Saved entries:
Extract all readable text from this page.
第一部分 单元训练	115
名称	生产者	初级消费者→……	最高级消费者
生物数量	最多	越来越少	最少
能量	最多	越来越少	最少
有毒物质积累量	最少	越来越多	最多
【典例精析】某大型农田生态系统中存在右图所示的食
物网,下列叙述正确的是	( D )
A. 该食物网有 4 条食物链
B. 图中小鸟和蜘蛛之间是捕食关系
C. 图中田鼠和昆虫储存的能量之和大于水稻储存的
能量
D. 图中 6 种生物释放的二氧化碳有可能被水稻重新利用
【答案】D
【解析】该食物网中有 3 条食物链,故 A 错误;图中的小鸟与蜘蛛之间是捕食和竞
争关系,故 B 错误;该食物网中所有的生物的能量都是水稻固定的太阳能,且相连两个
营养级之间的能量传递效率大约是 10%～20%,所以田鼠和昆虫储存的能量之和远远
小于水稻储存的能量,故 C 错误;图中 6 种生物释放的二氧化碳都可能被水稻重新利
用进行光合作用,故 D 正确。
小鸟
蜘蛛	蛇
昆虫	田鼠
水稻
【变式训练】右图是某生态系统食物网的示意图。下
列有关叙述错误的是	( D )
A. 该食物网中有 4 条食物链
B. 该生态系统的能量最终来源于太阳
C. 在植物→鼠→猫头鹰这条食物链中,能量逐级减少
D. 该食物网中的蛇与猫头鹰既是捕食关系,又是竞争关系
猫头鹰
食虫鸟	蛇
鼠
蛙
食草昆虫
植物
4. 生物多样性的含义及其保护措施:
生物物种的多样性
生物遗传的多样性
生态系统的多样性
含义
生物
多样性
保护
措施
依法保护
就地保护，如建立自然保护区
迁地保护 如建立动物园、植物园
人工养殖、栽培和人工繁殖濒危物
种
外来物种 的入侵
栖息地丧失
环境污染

» **AIM**: Look over the listing. Pull out every line with the string "该食物网中有" in it.

» **SOLUTION TO THIS TASK**:
【解析】该食物网中有 3 条食物链,故 A 错误;图中的小鸟与蜘蛛之间是捕食和竞
A. 该食物网中有 4 条食物链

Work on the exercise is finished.